--- Begin MATERIALS PROVIDED ---

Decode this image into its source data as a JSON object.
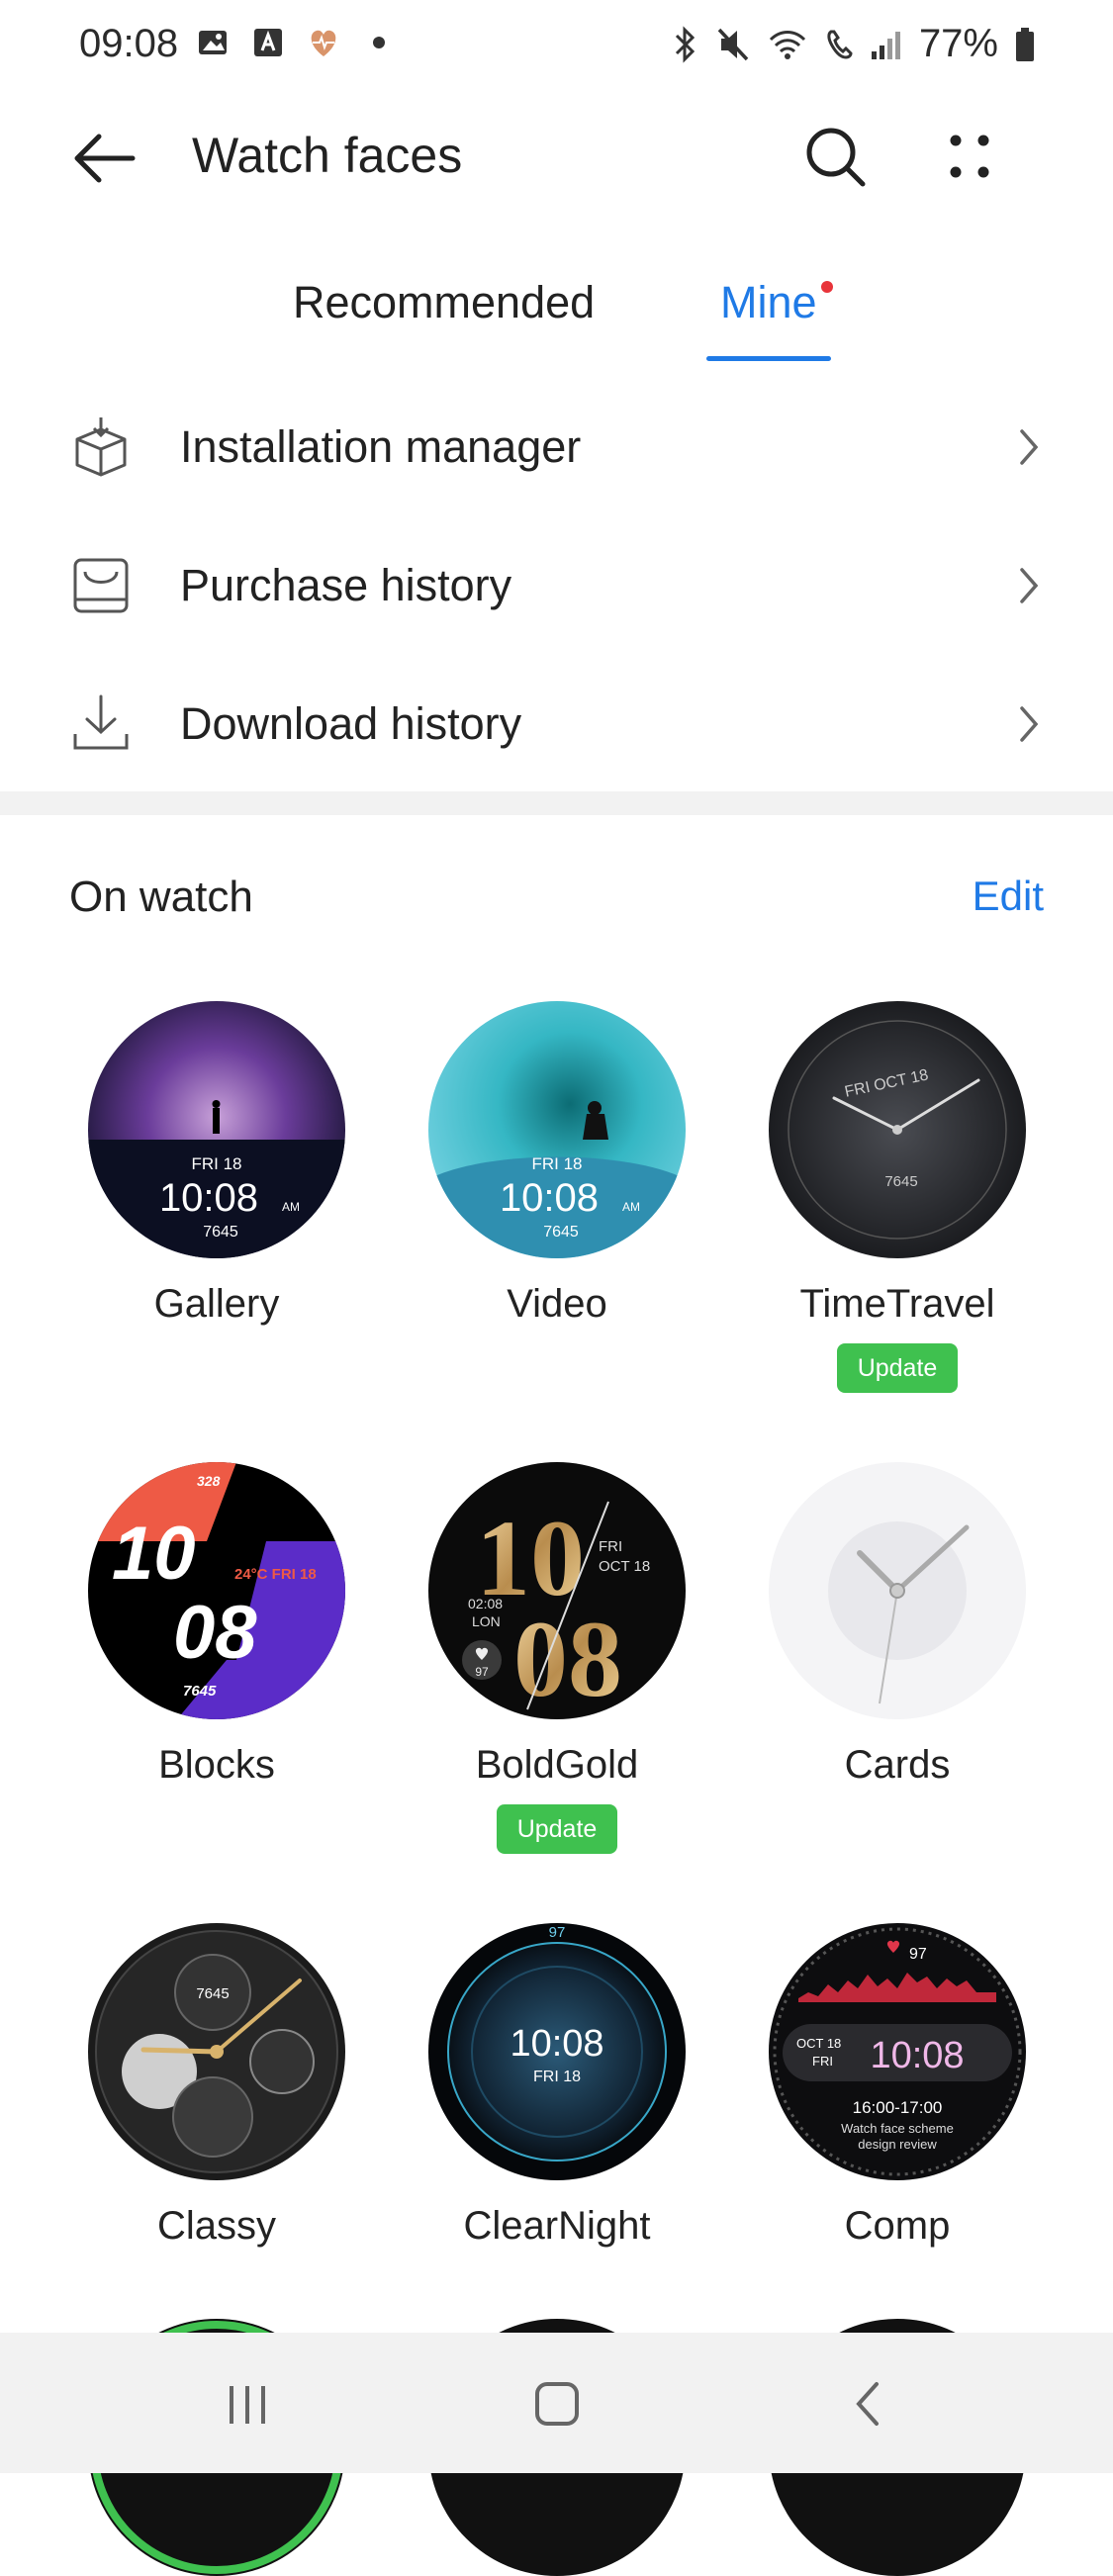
{
  "status_bar": {
    "time": "09:08",
    "battery": "77%",
    "left_icons": [
      "gallery-icon",
      "a-icon",
      "heart-icon",
      "dot-icon"
    ],
    "right_icons": [
      "bluetooth-icon",
      "mute-icon",
      "wifi-icon",
      "call-icon",
      "signal-icon",
      "battery-icon"
    ]
  },
  "app_bar": {
    "title": "Watch faces"
  },
  "tabs": [
    {
      "label": "Recommended",
      "selected": false
    },
    {
      "label": "Mine",
      "selected": true,
      "badge": true
    }
  ],
  "menu": [
    {
      "label": "Installation manager",
      "icon": "package-icon"
    },
    {
      "label": "Purchase history",
      "icon": "purchase-icon"
    },
    {
      "label": "Download history",
      "icon": "download-icon"
    }
  ],
  "on_watch": {
    "title": "On watch",
    "edit_label": "Edit",
    "update_label": "Update",
    "faces": [
      {
        "name": "Gallery",
        "date": "FRI 18",
        "time": "10:08",
        "ampm": "AM",
        "steps": "7645",
        "update": false
      },
      {
        "name": "Video",
        "date": "FRI 18",
        "time": "10:08",
        "ampm": "AM",
        "steps": "7645",
        "update": false
      },
      {
        "name": "TimeTravel",
        "date": "FRI OCT 18",
        "steps": "7645",
        "update": true
      },
      {
        "name": "Blocks",
        "hour": "10",
        "minute": "08",
        "calories": "328",
        "weather": "24°C FRI 18",
        "steps": "7645",
        "update": false
      },
      {
        "name": "BoldGold",
        "hour": "10",
        "minute": "08",
        "date_day": "FRI",
        "date": "OCT 18",
        "world_time": "02:08",
        "city": "LON",
        "heart": "97",
        "update": true
      },
      {
        "name": "Cards",
        "update": false
      },
      {
        "name": "Classy",
        "steps": "7645",
        "update": false
      },
      {
        "name": "ClearNight",
        "time": "10:08",
        "date": "FRI 18",
        "heart": "97",
        "update": false
      },
      {
        "name": "Comp",
        "time": "10:08",
        "date": "OCT 18",
        "day": "FRI",
        "heart": "97",
        "event_time": "16:00-17:00",
        "event_title": "Watch face scheme",
        "event_sub": "design review",
        "update": false
      }
    ]
  },
  "colors": {
    "accent": "#1f7ae6",
    "update": "#3fc14f",
    "badge": "#e8343a"
  }
}
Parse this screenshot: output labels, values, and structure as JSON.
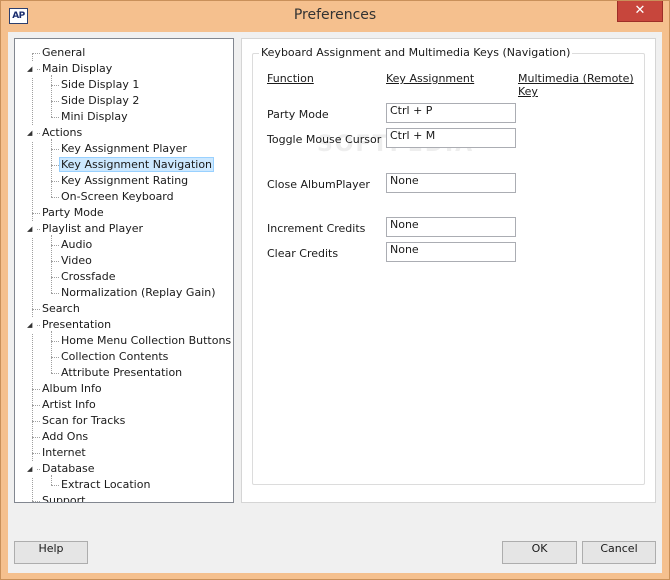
{
  "window": {
    "title": "Preferences",
    "app_icon_text": "AP",
    "close_glyph": "✕"
  },
  "tree": {
    "items": [
      {
        "label": "General",
        "level": 0,
        "expandable": false
      },
      {
        "label": "Main Display",
        "level": 0,
        "expandable": true
      },
      {
        "label": "Side Display 1",
        "level": 1,
        "expandable": false
      },
      {
        "label": "Side Display 2",
        "level": 1,
        "expandable": false
      },
      {
        "label": "Mini Display",
        "level": 1,
        "expandable": false
      },
      {
        "label": "Actions",
        "level": 0,
        "expandable": true
      },
      {
        "label": "Key Assignment Player",
        "level": 1,
        "expandable": false
      },
      {
        "label": "Key Assignment Navigation",
        "level": 1,
        "expandable": false,
        "selected": true
      },
      {
        "label": "Key Assignment Rating",
        "level": 1,
        "expandable": false
      },
      {
        "label": "On-Screen Keyboard",
        "level": 1,
        "expandable": false
      },
      {
        "label": "Party Mode",
        "level": 0,
        "expandable": false
      },
      {
        "label": "Playlist and Player",
        "level": 0,
        "expandable": true
      },
      {
        "label": "Audio",
        "level": 1,
        "expandable": false
      },
      {
        "label": "Video",
        "level": 1,
        "expandable": false
      },
      {
        "label": "Crossfade",
        "level": 1,
        "expandable": false
      },
      {
        "label": "Normalization (Replay Gain)",
        "level": 1,
        "expandable": false
      },
      {
        "label": "Search",
        "level": 0,
        "expandable": false
      },
      {
        "label": "Presentation",
        "level": 0,
        "expandable": true
      },
      {
        "label": "Home Menu Collection Buttons",
        "level": 1,
        "expandable": false
      },
      {
        "label": "Collection Contents",
        "level": 1,
        "expandable": false
      },
      {
        "label": "Attribute Presentation",
        "level": 1,
        "expandable": false
      },
      {
        "label": "Album Info",
        "level": 0,
        "expandable": false
      },
      {
        "label": "Artist Info",
        "level": 0,
        "expandable": false
      },
      {
        "label": "Scan for Tracks",
        "level": 0,
        "expandable": false
      },
      {
        "label": "Add Ons",
        "level": 0,
        "expandable": false
      },
      {
        "label": "Internet",
        "level": 0,
        "expandable": false
      },
      {
        "label": "Database",
        "level": 0,
        "expandable": true
      },
      {
        "label": "Extract Location",
        "level": 1,
        "expandable": false
      },
      {
        "label": "Support",
        "level": 0,
        "expandable": false
      }
    ]
  },
  "group": {
    "legend": "Keyboard Assignment and Multimedia Keys (Navigation)",
    "columns": {
      "function": "Function",
      "key_assignment": "Key Assignment",
      "multimedia": "Multimedia (Remote) Key"
    },
    "rows": [
      {
        "function": "Party Mode",
        "key": "Ctrl + P"
      },
      {
        "function": "Toggle Mouse Cursor",
        "key": "Ctrl + M"
      },
      {
        "function": "Close AlbumPlayer",
        "key": "None"
      },
      {
        "function": "Increment Credits",
        "key": "None"
      },
      {
        "function": "Clear Credits",
        "key": "None"
      }
    ]
  },
  "buttons": {
    "help": "Help",
    "ok": "OK",
    "cancel": "Cancel"
  },
  "watermark": "SOFTPEDIA"
}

--- End MATERIALS PROVIDED ---

## REQUIRED WORK
Except for the pictures, reproduce every line exactly.

## REPLY TO THE TASK
Decode this image into its source data as a JSON object.
{
  "status_bar": {
    "time": "09:08",
    "battery": "77%",
    "left_icons": [
      "gallery-icon",
      "a-icon",
      "heart-icon",
      "dot-icon"
    ],
    "right_icons": [
      "bluetooth-icon",
      "mute-icon",
      "wifi-icon",
      "call-icon",
      "signal-icon",
      "battery-icon"
    ]
  },
  "app_bar": {
    "title": "Watch faces"
  },
  "tabs": [
    {
      "label": "Recommended",
      "selected": false
    },
    {
      "label": "Mine",
      "selected": true,
      "badge": true
    }
  ],
  "menu": [
    {
      "label": "Installation manager",
      "icon": "package-icon"
    },
    {
      "label": "Purchase history",
      "icon": "purchase-icon"
    },
    {
      "label": "Download history",
      "icon": "download-icon"
    }
  ],
  "on_watch": {
    "title": "On watch",
    "edit_label": "Edit",
    "update_label": "Update",
    "faces": [
      {
        "name": "Gallery",
        "date": "FRI 18",
        "time": "10:08",
        "ampm": "AM",
        "steps": "7645",
        "update": false
      },
      {
        "name": "Video",
        "date": "FRI 18",
        "time": "10:08",
        "ampm": "AM",
        "steps": "7645",
        "update": false
      },
      {
        "name": "TimeTravel",
        "date": "FRI OCT 18",
        "steps": "7645",
        "update": true
      },
      {
        "name": "Blocks",
        "hour": "10",
        "minute": "08",
        "calories": "328",
        "weather": "24°C FRI 18",
        "steps": "7645",
        "update": false
      },
      {
        "name": "BoldGold",
        "hour": "10",
        "minute": "08",
        "date_day": "FRI",
        "date": "OCT 18",
        "world_time": "02:08",
        "city": "LON",
        "heart": "97",
        "update": true
      },
      {
        "name": "Cards",
        "update": false
      },
      {
        "name": "Classy",
        "steps": "7645",
        "update": false
      },
      {
        "name": "ClearNight",
        "time": "10:08",
        "date": "FRI 18",
        "heart": "97",
        "update": false
      },
      {
        "name": "Comp",
        "time": "10:08",
        "date": "OCT 18",
        "day": "FRI",
        "heart": "97",
        "event_time": "16:00-17:00",
        "event_title": "Watch face scheme",
        "event_sub": "design review",
        "update": false
      }
    ]
  },
  "colors": {
    "accent": "#1f7ae6",
    "update": "#3fc14f",
    "badge": "#e8343a"
  }
}
Parse this screenshot: output labels, values, and structure as JSON.
{
  "window": {
    "title": "Preferences",
    "app_icon_text": "AP",
    "close_glyph": "✕"
  },
  "tree": {
    "items": [
      {
        "label": "General",
        "level": 0,
        "expandable": false
      },
      {
        "label": "Main Display",
        "level": 0,
        "expandable": true
      },
      {
        "label": "Side Display 1",
        "level": 1,
        "expandable": false
      },
      {
        "label": "Side Display 2",
        "level": 1,
        "expandable": false
      },
      {
        "label": "Mini Display",
        "level": 1,
        "expandable": false
      },
      {
        "label": "Actions",
        "level": 0,
        "expandable": true
      },
      {
        "label": "Key Assignment Player",
        "level": 1,
        "expandable": false
      },
      {
        "label": "Key Assignment Navigation",
        "level": 1,
        "expandable": false,
        "selected": true
      },
      {
        "label": "Key Assignment Rating",
        "level": 1,
        "expandable": false
      },
      {
        "label": "On-Screen Keyboard",
        "level": 1,
        "expandable": false
      },
      {
        "label": "Party Mode",
        "level": 0,
        "expandable": false
      },
      {
        "label": "Playlist and Player",
        "level": 0,
        "expandable": true
      },
      {
        "label": "Audio",
        "level": 1,
        "expandable": false
      },
      {
        "label": "Video",
        "level": 1,
        "expandable": false
      },
      {
        "label": "Crossfade",
        "level": 1,
        "expandable": false
      },
      {
        "label": "Normalization (Replay Gain)",
        "level": 1,
        "expandable": false
      },
      {
        "label": "Search",
        "level": 0,
        "expandable": false
      },
      {
        "label": "Presentation",
        "level": 0,
        "expandable": true
      },
      {
        "label": "Home Menu Collection Buttons",
        "level": 1,
        "expandable": false
      },
      {
        "label": "Collection Contents",
        "level": 1,
        "expandable": false
      },
      {
        "label": "Attribute Presentation",
        "level": 1,
        "expandable": false
      },
      {
        "label": "Album Info",
        "level": 0,
        "expandable": false
      },
      {
        "label": "Artist Info",
        "level": 0,
        "expandable": false
      },
      {
        "label": "Scan for Tracks",
        "level": 0,
        "expandable": false
      },
      {
        "label": "Add Ons",
        "level": 0,
        "expandable": false
      },
      {
        "label": "Internet",
        "level": 0,
        "expandable": false
      },
      {
        "label": "Database",
        "level": 0,
        "expandable": true
      },
      {
        "label": "Extract Location",
        "level": 1,
        "expandable": false
      },
      {
        "label": "Support",
        "level": 0,
        "expandable": false
      }
    ]
  },
  "group": {
    "legend": "Keyboard Assignment and Multimedia Keys (Navigation)",
    "columns": {
      "function": "Function",
      "key_assignment": "Key Assignment",
      "multimedia": "Multimedia (Remote) Key"
    },
    "rows": [
      {
        "function": "Party Mode",
        "key": "Ctrl + P"
      },
      {
        "function": "Toggle Mouse Cursor",
        "key": "Ctrl + M"
      },
      {
        "function": "Close AlbumPlayer",
        "key": "None"
      },
      {
        "function": "Increment Credits",
        "key": "None"
      },
      {
        "function": "Clear Credits",
        "key": "None"
      }
    ]
  },
  "buttons": {
    "help": "Help",
    "ok": "OK",
    "cancel": "Cancel"
  },
  "watermark": "SOFTPEDIA"
}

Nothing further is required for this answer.